Transcribe every line of the records verbatim.

[START Data records]

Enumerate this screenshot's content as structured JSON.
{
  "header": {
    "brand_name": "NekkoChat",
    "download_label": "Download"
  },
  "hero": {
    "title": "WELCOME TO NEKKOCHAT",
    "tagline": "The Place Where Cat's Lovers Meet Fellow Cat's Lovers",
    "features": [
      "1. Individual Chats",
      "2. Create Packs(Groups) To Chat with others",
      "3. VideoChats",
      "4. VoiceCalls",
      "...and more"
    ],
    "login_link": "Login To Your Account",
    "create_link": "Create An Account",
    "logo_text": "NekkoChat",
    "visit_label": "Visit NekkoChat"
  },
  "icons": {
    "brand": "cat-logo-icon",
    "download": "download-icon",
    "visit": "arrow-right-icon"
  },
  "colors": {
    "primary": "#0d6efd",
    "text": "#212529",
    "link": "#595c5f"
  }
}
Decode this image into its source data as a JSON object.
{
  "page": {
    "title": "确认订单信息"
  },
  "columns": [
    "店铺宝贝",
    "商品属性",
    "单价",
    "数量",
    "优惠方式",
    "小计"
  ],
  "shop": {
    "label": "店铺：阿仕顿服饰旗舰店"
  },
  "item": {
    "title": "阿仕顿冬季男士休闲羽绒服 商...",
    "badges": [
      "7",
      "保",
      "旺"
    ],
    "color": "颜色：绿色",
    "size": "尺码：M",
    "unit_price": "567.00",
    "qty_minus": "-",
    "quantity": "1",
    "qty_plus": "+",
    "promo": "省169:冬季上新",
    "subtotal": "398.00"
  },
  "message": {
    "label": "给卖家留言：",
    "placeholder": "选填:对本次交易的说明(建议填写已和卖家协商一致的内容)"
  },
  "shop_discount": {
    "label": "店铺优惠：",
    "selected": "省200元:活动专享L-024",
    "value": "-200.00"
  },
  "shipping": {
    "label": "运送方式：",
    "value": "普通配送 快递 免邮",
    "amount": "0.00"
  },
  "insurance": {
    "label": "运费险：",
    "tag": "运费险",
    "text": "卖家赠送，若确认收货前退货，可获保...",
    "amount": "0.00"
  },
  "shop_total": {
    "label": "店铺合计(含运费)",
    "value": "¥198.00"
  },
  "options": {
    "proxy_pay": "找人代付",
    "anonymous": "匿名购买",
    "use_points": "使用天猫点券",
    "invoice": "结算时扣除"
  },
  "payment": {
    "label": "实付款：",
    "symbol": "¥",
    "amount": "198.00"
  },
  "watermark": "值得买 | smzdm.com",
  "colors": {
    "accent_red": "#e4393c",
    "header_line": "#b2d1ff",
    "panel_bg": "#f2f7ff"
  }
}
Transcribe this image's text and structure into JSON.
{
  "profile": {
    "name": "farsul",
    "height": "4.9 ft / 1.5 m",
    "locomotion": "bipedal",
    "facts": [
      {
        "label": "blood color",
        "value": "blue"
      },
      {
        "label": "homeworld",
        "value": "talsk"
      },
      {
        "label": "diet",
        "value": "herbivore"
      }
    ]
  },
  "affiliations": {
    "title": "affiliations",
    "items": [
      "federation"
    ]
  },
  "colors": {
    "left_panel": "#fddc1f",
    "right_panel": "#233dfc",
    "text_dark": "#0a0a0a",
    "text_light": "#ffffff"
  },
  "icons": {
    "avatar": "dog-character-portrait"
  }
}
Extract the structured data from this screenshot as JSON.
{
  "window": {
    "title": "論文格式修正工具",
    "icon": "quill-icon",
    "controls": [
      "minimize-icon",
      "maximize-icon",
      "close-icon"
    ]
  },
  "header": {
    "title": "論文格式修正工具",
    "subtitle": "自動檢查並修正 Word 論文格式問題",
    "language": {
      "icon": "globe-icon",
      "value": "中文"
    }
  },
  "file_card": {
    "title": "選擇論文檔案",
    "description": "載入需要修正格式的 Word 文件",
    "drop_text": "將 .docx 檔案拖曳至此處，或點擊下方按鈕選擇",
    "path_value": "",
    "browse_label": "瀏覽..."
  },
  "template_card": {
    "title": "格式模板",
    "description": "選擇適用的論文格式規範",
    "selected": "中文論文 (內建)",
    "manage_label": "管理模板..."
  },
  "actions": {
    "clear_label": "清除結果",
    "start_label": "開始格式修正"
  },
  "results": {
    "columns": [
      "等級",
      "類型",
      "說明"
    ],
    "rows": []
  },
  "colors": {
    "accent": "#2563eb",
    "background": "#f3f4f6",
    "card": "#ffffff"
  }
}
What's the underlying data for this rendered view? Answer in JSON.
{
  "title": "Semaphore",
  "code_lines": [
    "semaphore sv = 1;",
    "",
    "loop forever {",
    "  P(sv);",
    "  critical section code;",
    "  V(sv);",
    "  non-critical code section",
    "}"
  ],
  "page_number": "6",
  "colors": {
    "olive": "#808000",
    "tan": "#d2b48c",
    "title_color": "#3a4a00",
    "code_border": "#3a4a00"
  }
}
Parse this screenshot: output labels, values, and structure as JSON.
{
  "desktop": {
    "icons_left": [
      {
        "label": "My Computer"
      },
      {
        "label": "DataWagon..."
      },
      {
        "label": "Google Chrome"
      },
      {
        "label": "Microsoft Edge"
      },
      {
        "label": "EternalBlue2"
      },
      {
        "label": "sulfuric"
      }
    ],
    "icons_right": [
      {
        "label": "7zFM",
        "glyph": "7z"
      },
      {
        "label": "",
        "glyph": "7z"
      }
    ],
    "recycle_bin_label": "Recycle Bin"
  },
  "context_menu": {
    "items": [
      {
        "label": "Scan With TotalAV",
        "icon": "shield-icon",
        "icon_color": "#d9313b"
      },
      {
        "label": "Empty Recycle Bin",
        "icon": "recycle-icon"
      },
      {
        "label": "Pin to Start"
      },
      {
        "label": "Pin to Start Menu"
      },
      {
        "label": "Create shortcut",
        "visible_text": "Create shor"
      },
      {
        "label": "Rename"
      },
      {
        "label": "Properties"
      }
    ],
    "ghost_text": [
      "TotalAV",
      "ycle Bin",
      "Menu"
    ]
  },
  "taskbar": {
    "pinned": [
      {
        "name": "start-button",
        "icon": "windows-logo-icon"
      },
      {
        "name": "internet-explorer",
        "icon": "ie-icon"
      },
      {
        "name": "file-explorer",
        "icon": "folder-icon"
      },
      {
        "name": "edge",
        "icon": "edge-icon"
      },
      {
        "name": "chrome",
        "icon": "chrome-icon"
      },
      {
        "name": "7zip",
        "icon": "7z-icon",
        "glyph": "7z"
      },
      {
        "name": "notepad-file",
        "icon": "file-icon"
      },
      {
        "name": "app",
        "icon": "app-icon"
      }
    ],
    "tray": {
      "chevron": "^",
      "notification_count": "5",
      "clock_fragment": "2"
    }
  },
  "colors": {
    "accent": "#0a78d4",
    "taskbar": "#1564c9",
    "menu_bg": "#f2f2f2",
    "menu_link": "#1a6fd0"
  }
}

[END Data records]

* [Answer below]
Enumerate this screenshot's content as structured JSON.
{
  "header": {
    "brand_name": "NekkoChat",
    "download_label": "Download"
  },
  "hero": {
    "title": "WELCOME TO NEKKOCHAT",
    "tagline": "The Place Where Cat's Lovers Meet Fellow Cat's Lovers",
    "features": [
      "1. Individual Chats",
      "2. Create Packs(Groups) To Chat with others",
      "3. VideoChats",
      "4. VoiceCalls",
      "...and more"
    ],
    "login_link": "Login To Your Account",
    "create_link": "Create An Account",
    "logo_text": "NekkoChat",
    "visit_label": "Visit NekkoChat"
  },
  "icons": {
    "brand": "cat-logo-icon",
    "download": "download-icon",
    "visit": "arrow-right-icon"
  },
  "colors": {
    "primary": "#0d6efd",
    "text": "#212529",
    "link": "#595c5f"
  }
}
Decode this image into its source data as a JSON object.
{
  "page": {
    "title": "确认订单信息"
  },
  "columns": [
    "店铺宝贝",
    "商品属性",
    "单价",
    "数量",
    "优惠方式",
    "小计"
  ],
  "shop": {
    "label": "店铺：阿仕顿服饰旗舰店"
  },
  "item": {
    "title": "阿仕顿冬季男士休闲羽绒服 商...",
    "badges": [
      "7",
      "保",
      "旺"
    ],
    "color": "颜色：绿色",
    "size": "尺码：M",
    "unit_price": "567.00",
    "qty_minus": "-",
    "quantity": "1",
    "qty_plus": "+",
    "promo": "省169:冬季上新",
    "subtotal": "398.00"
  },
  "message": {
    "label": "给卖家留言：",
    "placeholder": "选填:对本次交易的说明(建议填写已和卖家协商一致的内容)"
  },
  "shop_discount": {
    "label": "店铺优惠：",
    "selected": "省200元:活动专享L-024",
    "value": "-200.00"
  },
  "shipping": {
    "label": "运送方式：",
    "value": "普通配送 快递 免邮",
    "amount": "0.00"
  },
  "insurance": {
    "label": "运费险：",
    "tag": "运费险",
    "text": "卖家赠送，若确认收货前退货，可获保...",
    "amount": "0.00"
  },
  "shop_total": {
    "label": "店铺合计(含运费)",
    "value": "¥198.00"
  },
  "options": {
    "proxy_pay": "找人代付",
    "anonymous": "匿名购买",
    "use_points": "使用天猫点券",
    "invoice": "结算时扣除"
  },
  "payment": {
    "label": "实付款：",
    "symbol": "¥",
    "amount": "198.00"
  },
  "watermark": "值得买 | smzdm.com",
  "colors": {
    "accent_red": "#e4393c",
    "header_line": "#b2d1ff",
    "panel_bg": "#f2f7ff"
  }
}
Transcribe this image's text and structure into JSON.
{
  "profile": {
    "name": "farsul",
    "height": "4.9 ft / 1.5 m",
    "locomotion": "bipedal",
    "facts": [
      {
        "label": "blood color",
        "value": "blue"
      },
      {
        "label": "homeworld",
        "value": "talsk"
      },
      {
        "label": "diet",
        "value": "herbivore"
      }
    ]
  },
  "affiliations": {
    "title": "affiliations",
    "items": [
      "federation"
    ]
  },
  "colors": {
    "left_panel": "#fddc1f",
    "right_panel": "#233dfc",
    "text_dark": "#0a0a0a",
    "text_light": "#ffffff"
  },
  "icons": {
    "avatar": "dog-character-portrait"
  }
}
Extract the structured data from this screenshot as JSON.
{
  "window": {
    "title": "論文格式修正工具",
    "icon": "quill-icon",
    "controls": [
      "minimize-icon",
      "maximize-icon",
      "close-icon"
    ]
  },
  "header": {
    "title": "論文格式修正工具",
    "subtitle": "自動檢查並修正 Word 論文格式問題",
    "language": {
      "icon": "globe-icon",
      "value": "中文"
    }
  },
  "file_card": {
    "title": "選擇論文檔案",
    "description": "載入需要修正格式的 Word 文件",
    "drop_text": "將 .docx 檔案拖曳至此處，或點擊下方按鈕選擇",
    "path_value": "",
    "browse_label": "瀏覽..."
  },
  "template_card": {
    "title": "格式模板",
    "description": "選擇適用的論文格式規範",
    "selected": "中文論文 (內建)",
    "manage_label": "管理模板..."
  },
  "actions": {
    "clear_label": "清除結果",
    "start_label": "開始格式修正"
  },
  "results": {
    "columns": [
      "等級",
      "類型",
      "說明"
    ],
    "rows": []
  },
  "colors": {
    "accent": "#2563eb",
    "background": "#f3f4f6",
    "card": "#ffffff"
  }
}
What's the underlying data for this rendered view? Answer in JSON.
{
  "title": "Semaphore",
  "code_lines": [
    "semaphore sv = 1;",
    "",
    "loop forever {",
    "  P(sv);",
    "  critical section code;",
    "  V(sv);",
    "  non-critical code section",
    "}"
  ],
  "page_number": "6",
  "colors": {
    "olive": "#808000",
    "tan": "#d2b48c",
    "title_color": "#3a4a00",
    "code_border": "#3a4a00"
  }
}
Parse this screenshot: output labels, values, and structure as JSON.
{
  "desktop": {
    "icons_left": [
      {
        "label": "My Computer"
      },
      {
        "label": "DataWagon..."
      },
      {
        "label": "Google Chrome"
      },
      {
        "label": "Microsoft Edge"
      },
      {
        "label": "EternalBlue2"
      },
      {
        "label": "sulfuric"
      }
    ],
    "icons_right": [
      {
        "label": "7zFM",
        "glyph": "7z"
      },
      {
        "label": "",
        "glyph": "7z"
      }
    ],
    "recycle_bin_label": "Recycle Bin"
  },
  "context_menu": {
    "items": [
      {
        "label": "Scan With TotalAV",
        "icon": "shield-icon",
        "icon_color": "#d9313b"
      },
      {
        "label": "Empty Recycle Bin",
        "icon": "recycle-icon"
      },
      {
        "label": "Pin to Start"
      },
      {
        "label": "Pin to Start Menu"
      },
      {
        "label": "Create shortcut",
        "visible_text": "Create shor"
      },
      {
        "label": "Rename"
      },
      {
        "label": "Properties"
      }
    ],
    "ghost_text": [
      "TotalAV",
      "ycle Bin",
      "Menu"
    ]
  },
  "taskbar": {
    "pinned": [
      {
        "name": "start-button",
        "icon": "windows-logo-icon"
      },
      {
        "name": "internet-explorer",
        "icon": "ie-icon"
      },
      {
        "name": "file-explorer",
        "icon": "folder-icon"
      },
      {
        "name": "edge",
        "icon": "edge-icon"
      },
      {
        "name": "chrome",
        "icon": "chrome-icon"
      },
      {
        "name": "7zip",
        "icon": "7z-icon",
        "glyph": "7z"
      },
      {
        "name": "notepad-file",
        "icon": "file-icon"
      },
      {
        "name": "app",
        "icon": "app-icon"
      }
    ],
    "tray": {
      "chevron": "^",
      "notification_count": "5",
      "clock_fragment": "2"
    }
  },
  "colors": {
    "accent": "#0a78d4",
    "taskbar": "#1564c9",
    "menu_bg": "#f2f2f2",
    "menu_link": "#1a6fd0"
  }
}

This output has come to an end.